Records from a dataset
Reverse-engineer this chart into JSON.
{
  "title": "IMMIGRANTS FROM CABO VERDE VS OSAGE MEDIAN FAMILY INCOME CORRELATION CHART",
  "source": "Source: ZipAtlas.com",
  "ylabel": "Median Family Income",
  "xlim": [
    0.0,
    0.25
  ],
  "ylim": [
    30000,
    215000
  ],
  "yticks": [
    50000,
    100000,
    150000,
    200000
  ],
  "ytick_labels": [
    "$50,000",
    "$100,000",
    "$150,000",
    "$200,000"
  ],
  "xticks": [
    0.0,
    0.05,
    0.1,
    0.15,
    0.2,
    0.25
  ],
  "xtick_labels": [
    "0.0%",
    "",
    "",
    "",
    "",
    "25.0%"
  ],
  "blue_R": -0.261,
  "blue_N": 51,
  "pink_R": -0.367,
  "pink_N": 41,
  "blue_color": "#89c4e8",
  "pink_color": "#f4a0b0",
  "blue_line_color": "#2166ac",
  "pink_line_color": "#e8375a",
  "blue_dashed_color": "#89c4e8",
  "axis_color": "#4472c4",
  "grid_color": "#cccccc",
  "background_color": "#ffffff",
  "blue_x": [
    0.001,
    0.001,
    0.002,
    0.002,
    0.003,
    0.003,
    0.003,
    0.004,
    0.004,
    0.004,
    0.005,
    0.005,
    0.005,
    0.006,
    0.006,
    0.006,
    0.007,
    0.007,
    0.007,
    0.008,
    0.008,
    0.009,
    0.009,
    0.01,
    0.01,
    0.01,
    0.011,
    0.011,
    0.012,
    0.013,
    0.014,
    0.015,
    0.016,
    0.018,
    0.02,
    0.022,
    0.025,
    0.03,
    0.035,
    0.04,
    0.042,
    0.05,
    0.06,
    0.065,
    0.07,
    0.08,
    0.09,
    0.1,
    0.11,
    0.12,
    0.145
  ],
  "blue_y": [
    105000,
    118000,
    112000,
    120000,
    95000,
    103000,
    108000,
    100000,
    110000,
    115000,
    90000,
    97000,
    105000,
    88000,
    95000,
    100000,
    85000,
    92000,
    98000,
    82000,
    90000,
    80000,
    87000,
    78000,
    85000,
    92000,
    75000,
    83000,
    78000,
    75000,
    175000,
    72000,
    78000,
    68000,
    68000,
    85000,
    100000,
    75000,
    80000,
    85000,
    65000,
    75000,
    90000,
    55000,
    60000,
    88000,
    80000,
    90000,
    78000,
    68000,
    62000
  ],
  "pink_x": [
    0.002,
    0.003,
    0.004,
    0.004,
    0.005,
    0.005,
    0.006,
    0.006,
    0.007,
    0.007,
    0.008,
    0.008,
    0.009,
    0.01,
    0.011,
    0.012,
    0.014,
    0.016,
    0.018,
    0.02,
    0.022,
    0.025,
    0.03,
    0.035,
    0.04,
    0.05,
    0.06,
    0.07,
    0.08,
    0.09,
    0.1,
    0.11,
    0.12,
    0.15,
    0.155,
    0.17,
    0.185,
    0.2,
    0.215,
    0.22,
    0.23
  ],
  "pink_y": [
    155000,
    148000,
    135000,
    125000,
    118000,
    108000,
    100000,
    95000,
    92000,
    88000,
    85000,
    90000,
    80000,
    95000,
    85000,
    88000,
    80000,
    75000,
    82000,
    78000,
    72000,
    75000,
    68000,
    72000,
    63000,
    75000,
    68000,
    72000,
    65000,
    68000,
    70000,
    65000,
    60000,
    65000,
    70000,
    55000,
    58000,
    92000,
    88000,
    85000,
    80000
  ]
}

## WHAT YOU WILL DO
Write out every entry verbatim.

## SOLUTION FOR THIS EXERCISE
Reverse-engineer this chart into JSON.
{
  "title": "IMMIGRANTS FROM CABO VERDE VS OSAGE MEDIAN FAMILY INCOME CORRELATION CHART",
  "source": "Source: ZipAtlas.com",
  "ylabel": "Median Family Income",
  "xlim": [
    0.0,
    0.25
  ],
  "ylim": [
    30000,
    215000
  ],
  "yticks": [
    50000,
    100000,
    150000,
    200000
  ],
  "ytick_labels": [
    "$50,000",
    "$100,000",
    "$150,000",
    "$200,000"
  ],
  "xticks": [
    0.0,
    0.05,
    0.1,
    0.15,
    0.2,
    0.25
  ],
  "xtick_labels": [
    "0.0%",
    "",
    "",
    "",
    "",
    "25.0%"
  ],
  "blue_R": -0.261,
  "blue_N": 51,
  "pink_R": -0.367,
  "pink_N": 41,
  "blue_color": "#89c4e8",
  "pink_color": "#f4a0b0",
  "blue_line_color": "#2166ac",
  "pink_line_color": "#e8375a",
  "blue_dashed_color": "#89c4e8",
  "axis_color": "#4472c4",
  "grid_color": "#cccccc",
  "background_color": "#ffffff",
  "blue_x": [
    0.001,
    0.001,
    0.002,
    0.002,
    0.003,
    0.003,
    0.003,
    0.004,
    0.004,
    0.004,
    0.005,
    0.005,
    0.005,
    0.006,
    0.006,
    0.006,
    0.007,
    0.007,
    0.007,
    0.008,
    0.008,
    0.009,
    0.009,
    0.01,
    0.01,
    0.01,
    0.011,
    0.011,
    0.012,
    0.013,
    0.014,
    0.015,
    0.016,
    0.018,
    0.02,
    0.022,
    0.025,
    0.03,
    0.035,
    0.04,
    0.042,
    0.05,
    0.06,
    0.065,
    0.07,
    0.08,
    0.09,
    0.1,
    0.11,
    0.12,
    0.145
  ],
  "blue_y": [
    105000,
    118000,
    112000,
    120000,
    95000,
    103000,
    108000,
    100000,
    110000,
    115000,
    90000,
    97000,
    105000,
    88000,
    95000,
    100000,
    85000,
    92000,
    98000,
    82000,
    90000,
    80000,
    87000,
    78000,
    85000,
    92000,
    75000,
    83000,
    78000,
    75000,
    175000,
    72000,
    78000,
    68000,
    68000,
    85000,
    100000,
    75000,
    80000,
    85000,
    65000,
    75000,
    90000,
    55000,
    60000,
    88000,
    80000,
    90000,
    78000,
    68000,
    62000
  ],
  "pink_x": [
    0.002,
    0.003,
    0.004,
    0.004,
    0.005,
    0.005,
    0.006,
    0.006,
    0.007,
    0.007,
    0.008,
    0.008,
    0.009,
    0.01,
    0.011,
    0.012,
    0.014,
    0.016,
    0.018,
    0.02,
    0.022,
    0.025,
    0.03,
    0.035,
    0.04,
    0.05,
    0.06,
    0.07,
    0.08,
    0.09,
    0.1,
    0.11,
    0.12,
    0.15,
    0.155,
    0.17,
    0.185,
    0.2,
    0.215,
    0.22,
    0.23
  ],
  "pink_y": [
    155000,
    148000,
    135000,
    125000,
    118000,
    108000,
    100000,
    95000,
    92000,
    88000,
    85000,
    90000,
    80000,
    95000,
    85000,
    88000,
    80000,
    75000,
    82000,
    78000,
    72000,
    75000,
    68000,
    72000,
    63000,
    75000,
    68000,
    72000,
    65000,
    68000,
    70000,
    65000,
    60000,
    65000,
    70000,
    55000,
    58000,
    92000,
    88000,
    85000,
    80000
  ]
}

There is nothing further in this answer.